Will you print the material below without altering a single character?

Excerpts from a figure dataset
____________________

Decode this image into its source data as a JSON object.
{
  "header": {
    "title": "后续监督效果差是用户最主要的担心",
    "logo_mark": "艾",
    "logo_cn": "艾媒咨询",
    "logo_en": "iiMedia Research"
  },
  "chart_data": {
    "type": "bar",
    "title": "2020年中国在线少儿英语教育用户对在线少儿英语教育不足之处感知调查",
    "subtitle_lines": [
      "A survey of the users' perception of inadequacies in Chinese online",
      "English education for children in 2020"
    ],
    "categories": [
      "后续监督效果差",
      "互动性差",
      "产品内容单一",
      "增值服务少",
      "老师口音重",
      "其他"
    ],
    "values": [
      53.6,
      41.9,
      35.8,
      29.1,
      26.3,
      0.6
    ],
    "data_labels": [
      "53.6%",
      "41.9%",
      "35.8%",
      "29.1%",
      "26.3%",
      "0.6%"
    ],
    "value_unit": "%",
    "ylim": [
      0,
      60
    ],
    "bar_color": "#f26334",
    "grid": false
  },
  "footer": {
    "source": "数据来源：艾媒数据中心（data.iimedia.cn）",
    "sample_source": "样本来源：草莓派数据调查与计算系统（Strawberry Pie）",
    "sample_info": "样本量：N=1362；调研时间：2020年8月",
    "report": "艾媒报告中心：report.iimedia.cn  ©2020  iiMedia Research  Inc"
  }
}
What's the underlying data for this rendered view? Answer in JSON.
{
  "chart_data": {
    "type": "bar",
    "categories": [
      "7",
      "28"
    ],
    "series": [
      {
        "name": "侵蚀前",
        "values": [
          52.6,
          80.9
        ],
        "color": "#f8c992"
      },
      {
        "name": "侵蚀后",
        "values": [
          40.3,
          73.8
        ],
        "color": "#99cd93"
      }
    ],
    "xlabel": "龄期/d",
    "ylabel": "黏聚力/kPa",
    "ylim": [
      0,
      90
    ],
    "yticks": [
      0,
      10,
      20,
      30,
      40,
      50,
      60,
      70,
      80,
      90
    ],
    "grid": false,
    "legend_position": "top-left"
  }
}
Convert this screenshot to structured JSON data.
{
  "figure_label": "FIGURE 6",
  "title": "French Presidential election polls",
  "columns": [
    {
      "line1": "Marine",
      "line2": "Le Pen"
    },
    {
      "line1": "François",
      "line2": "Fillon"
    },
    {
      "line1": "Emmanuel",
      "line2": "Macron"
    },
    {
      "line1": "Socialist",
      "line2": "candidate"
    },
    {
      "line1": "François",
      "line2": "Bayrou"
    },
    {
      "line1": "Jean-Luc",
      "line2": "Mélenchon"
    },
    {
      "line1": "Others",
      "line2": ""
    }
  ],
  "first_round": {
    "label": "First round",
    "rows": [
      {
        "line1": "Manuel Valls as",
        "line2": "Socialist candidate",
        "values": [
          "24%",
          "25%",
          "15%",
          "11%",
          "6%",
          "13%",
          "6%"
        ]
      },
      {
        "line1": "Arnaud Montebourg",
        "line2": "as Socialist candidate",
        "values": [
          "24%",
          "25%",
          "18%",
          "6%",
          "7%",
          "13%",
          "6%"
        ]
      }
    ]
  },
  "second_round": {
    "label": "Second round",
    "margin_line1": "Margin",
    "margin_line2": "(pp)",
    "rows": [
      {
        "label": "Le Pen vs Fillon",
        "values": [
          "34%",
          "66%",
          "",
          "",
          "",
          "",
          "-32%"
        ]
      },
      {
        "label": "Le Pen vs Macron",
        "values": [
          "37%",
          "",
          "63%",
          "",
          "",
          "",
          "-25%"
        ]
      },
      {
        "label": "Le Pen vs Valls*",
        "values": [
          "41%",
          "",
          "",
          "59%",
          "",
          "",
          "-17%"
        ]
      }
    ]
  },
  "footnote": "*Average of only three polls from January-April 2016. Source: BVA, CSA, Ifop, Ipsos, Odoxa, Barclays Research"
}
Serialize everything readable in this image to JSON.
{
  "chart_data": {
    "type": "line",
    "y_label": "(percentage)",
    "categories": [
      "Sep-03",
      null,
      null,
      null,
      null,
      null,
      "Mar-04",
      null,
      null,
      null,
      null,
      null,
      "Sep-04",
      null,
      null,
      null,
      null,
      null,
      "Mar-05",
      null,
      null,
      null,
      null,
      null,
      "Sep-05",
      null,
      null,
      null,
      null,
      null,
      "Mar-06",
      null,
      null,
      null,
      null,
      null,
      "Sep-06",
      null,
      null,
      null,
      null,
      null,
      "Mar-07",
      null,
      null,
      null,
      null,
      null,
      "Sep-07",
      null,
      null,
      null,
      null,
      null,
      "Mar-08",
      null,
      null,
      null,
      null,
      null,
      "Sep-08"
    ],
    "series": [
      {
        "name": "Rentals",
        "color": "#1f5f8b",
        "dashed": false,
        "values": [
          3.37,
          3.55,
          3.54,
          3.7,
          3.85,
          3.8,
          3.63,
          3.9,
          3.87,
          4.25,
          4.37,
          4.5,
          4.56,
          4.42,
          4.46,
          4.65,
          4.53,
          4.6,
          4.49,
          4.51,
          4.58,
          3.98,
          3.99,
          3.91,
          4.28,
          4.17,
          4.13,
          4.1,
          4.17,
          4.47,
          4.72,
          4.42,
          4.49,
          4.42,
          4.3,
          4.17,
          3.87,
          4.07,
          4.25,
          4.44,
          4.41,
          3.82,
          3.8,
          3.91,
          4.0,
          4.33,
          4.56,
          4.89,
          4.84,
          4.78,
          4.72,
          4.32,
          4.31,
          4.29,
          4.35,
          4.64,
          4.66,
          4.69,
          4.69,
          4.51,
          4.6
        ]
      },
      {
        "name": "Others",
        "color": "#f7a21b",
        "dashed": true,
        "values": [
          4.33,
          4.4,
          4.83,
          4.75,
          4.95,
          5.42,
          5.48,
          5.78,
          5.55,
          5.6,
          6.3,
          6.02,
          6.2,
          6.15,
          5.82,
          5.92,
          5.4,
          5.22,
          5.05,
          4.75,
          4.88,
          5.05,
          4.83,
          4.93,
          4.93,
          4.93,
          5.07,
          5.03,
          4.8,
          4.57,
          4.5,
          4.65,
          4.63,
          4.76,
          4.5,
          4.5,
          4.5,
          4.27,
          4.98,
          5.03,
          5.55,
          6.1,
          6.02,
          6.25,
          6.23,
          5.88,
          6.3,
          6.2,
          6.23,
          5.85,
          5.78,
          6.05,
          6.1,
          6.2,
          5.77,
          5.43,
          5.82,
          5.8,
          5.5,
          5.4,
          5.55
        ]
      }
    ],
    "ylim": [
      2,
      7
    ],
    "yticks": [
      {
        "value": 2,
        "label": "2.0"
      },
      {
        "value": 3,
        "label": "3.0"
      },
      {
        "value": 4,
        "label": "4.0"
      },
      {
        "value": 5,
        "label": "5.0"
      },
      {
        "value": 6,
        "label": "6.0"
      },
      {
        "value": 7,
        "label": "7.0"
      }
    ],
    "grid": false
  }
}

____________________

> Exercise answer:
Decode this image into its source data as a JSON object.
{
  "header": {
    "title": "后续监督效果差是用户最主要的担心",
    "logo_mark": "艾",
    "logo_cn": "艾媒咨询",
    "logo_en": "iiMedia Research"
  },
  "chart_data": {
    "type": "bar",
    "title": "2020年中国在线少儿英语教育用户对在线少儿英语教育不足之处感知调查",
    "subtitle_lines": [
      "A survey of the users' perception of inadequacies in Chinese online",
      "English education for children in 2020"
    ],
    "categories": [
      "后续监督效果差",
      "互动性差",
      "产品内容单一",
      "增值服务少",
      "老师口音重",
      "其他"
    ],
    "values": [
      53.6,
      41.9,
      35.8,
      29.1,
      26.3,
      0.6
    ],
    "data_labels": [
      "53.6%",
      "41.9%",
      "35.8%",
      "29.1%",
      "26.3%",
      "0.6%"
    ],
    "value_unit": "%",
    "ylim": [
      0,
      60
    ],
    "bar_color": "#f26334",
    "grid": false
  },
  "footer": {
    "source": "数据来源：艾媒数据中心（data.iimedia.cn）",
    "sample_source": "样本来源：草莓派数据调查与计算系统（Strawberry Pie）",
    "sample_info": "样本量：N=1362；调研时间：2020年8月",
    "report": "艾媒报告中心：report.iimedia.cn  ©2020  iiMedia Research  Inc"
  }
}
What's the underlying data for this rendered view? Answer in JSON.
{
  "chart_data": {
    "type": "bar",
    "categories": [
      "7",
      "28"
    ],
    "series": [
      {
        "name": "侵蚀前",
        "values": [
          52.6,
          80.9
        ],
        "color": "#f8c992"
      },
      {
        "name": "侵蚀后",
        "values": [
          40.3,
          73.8
        ],
        "color": "#99cd93"
      }
    ],
    "xlabel": "龄期/d",
    "ylabel": "黏聚力/kPa",
    "ylim": [
      0,
      90
    ],
    "yticks": [
      0,
      10,
      20,
      30,
      40,
      50,
      60,
      70,
      80,
      90
    ],
    "grid": false,
    "legend_position": "top-left"
  }
}
Convert this screenshot to structured JSON data.
{
  "figure_label": "FIGURE 6",
  "title": "French Presidential election polls",
  "columns": [
    {
      "line1": "Marine",
      "line2": "Le Pen"
    },
    {
      "line1": "François",
      "line2": "Fillon"
    },
    {
      "line1": "Emmanuel",
      "line2": "Macron"
    },
    {
      "line1": "Socialist",
      "line2": "candidate"
    },
    {
      "line1": "François",
      "line2": "Bayrou"
    },
    {
      "line1": "Jean-Luc",
      "line2": "Mélenchon"
    },
    {
      "line1": "Others",
      "line2": ""
    }
  ],
  "first_round": {
    "label": "First round",
    "rows": [
      {
        "line1": "Manuel Valls as",
        "line2": "Socialist candidate",
        "values": [
          "24%",
          "25%",
          "15%",
          "11%",
          "6%",
          "13%",
          "6%"
        ]
      },
      {
        "line1": "Arnaud Montebourg",
        "line2": "as Socialist candidate",
        "values": [
          "24%",
          "25%",
          "18%",
          "6%",
          "7%",
          "13%",
          "6%"
        ]
      }
    ]
  },
  "second_round": {
    "label": "Second round",
    "margin_line1": "Margin",
    "margin_line2": "(pp)",
    "rows": [
      {
        "label": "Le Pen vs Fillon",
        "values": [
          "34%",
          "66%",
          "",
          "",
          "",
          "",
          "-32%"
        ]
      },
      {
        "label": "Le Pen vs Macron",
        "values": [
          "37%",
          "",
          "63%",
          "",
          "",
          "",
          "-25%"
        ]
      },
      {
        "label": "Le Pen vs Valls*",
        "values": [
          "41%",
          "",
          "",
          "59%",
          "",
          "",
          "-17%"
        ]
      }
    ]
  },
  "footnote": "*Average of only three polls from January-April 2016. Source: BVA, CSA, Ifop, Ipsos, Odoxa, Barclays Research"
}
Serialize everything readable in this image to JSON.
{
  "chart_data": {
    "type": "line",
    "y_label": "(percentage)",
    "categories": [
      "Sep-03",
      null,
      null,
      null,
      null,
      null,
      "Mar-04",
      null,
      null,
      null,
      null,
      null,
      "Sep-04",
      null,
      null,
      null,
      null,
      null,
      "Mar-05",
      null,
      null,
      null,
      null,
      null,
      "Sep-05",
      null,
      null,
      null,
      null,
      null,
      "Mar-06",
      null,
      null,
      null,
      null,
      null,
      "Sep-06",
      null,
      null,
      null,
      null,
      null,
      "Mar-07",
      null,
      null,
      null,
      null,
      null,
      "Sep-07",
      null,
      null,
      null,
      null,
      null,
      "Mar-08",
      null,
      null,
      null,
      null,
      null,
      "Sep-08"
    ],
    "series": [
      {
        "name": "Rentals",
        "color": "#1f5f8b",
        "dashed": false,
        "values": [
          3.37,
          3.55,
          3.54,
          3.7,
          3.85,
          3.8,
          3.63,
          3.9,
          3.87,
          4.25,
          4.37,
          4.5,
          4.56,
          4.42,
          4.46,
          4.65,
          4.53,
          4.6,
          4.49,
          4.51,
          4.58,
          3.98,
          3.99,
          3.91,
          4.28,
          4.17,
          4.13,
          4.1,
          4.17,
          4.47,
          4.72,
          4.42,
          4.49,
          4.42,
          4.3,
          4.17,
          3.87,
          4.07,
          4.25,
          4.44,
          4.41,
          3.82,
          3.8,
          3.91,
          4.0,
          4.33,
          4.56,
          4.89,
          4.84,
          4.78,
          4.72,
          4.32,
          4.31,
          4.29,
          4.35,
          4.64,
          4.66,
          4.69,
          4.69,
          4.51,
          4.6
        ]
      },
      {
        "name": "Others",
        "color": "#f7a21b",
        "dashed": true,
        "values": [
          4.33,
          4.4,
          4.83,
          4.75,
          4.95,
          5.42,
          5.48,
          5.78,
          5.55,
          5.6,
          6.3,
          6.02,
          6.2,
          6.15,
          5.82,
          5.92,
          5.4,
          5.22,
          5.05,
          4.75,
          4.88,
          5.05,
          4.83,
          4.93,
          4.93,
          4.93,
          5.07,
          5.03,
          4.8,
          4.57,
          4.5,
          4.65,
          4.63,
          4.76,
          4.5,
          4.5,
          4.5,
          4.27,
          4.98,
          5.03,
          5.55,
          6.1,
          6.02,
          6.25,
          6.23,
          5.88,
          6.3,
          6.2,
          6.23,
          5.85,
          5.78,
          6.05,
          6.1,
          6.2,
          5.77,
          5.43,
          5.82,
          5.8,
          5.5,
          5.4,
          5.55
        ]
      }
    ],
    "ylim": [
      2,
      7
    ],
    "yticks": [
      {
        "value": 2,
        "label": "2.0"
      },
      {
        "value": 3,
        "label": "3.0"
      },
      {
        "value": 4,
        "label": "4.0"
      },
      {
        "value": 5,
        "label": "5.0"
      },
      {
        "value": 6,
        "label": "6.0"
      },
      {
        "value": 7,
        "label": "7.0"
      }
    ],
    "grid": false
  }
}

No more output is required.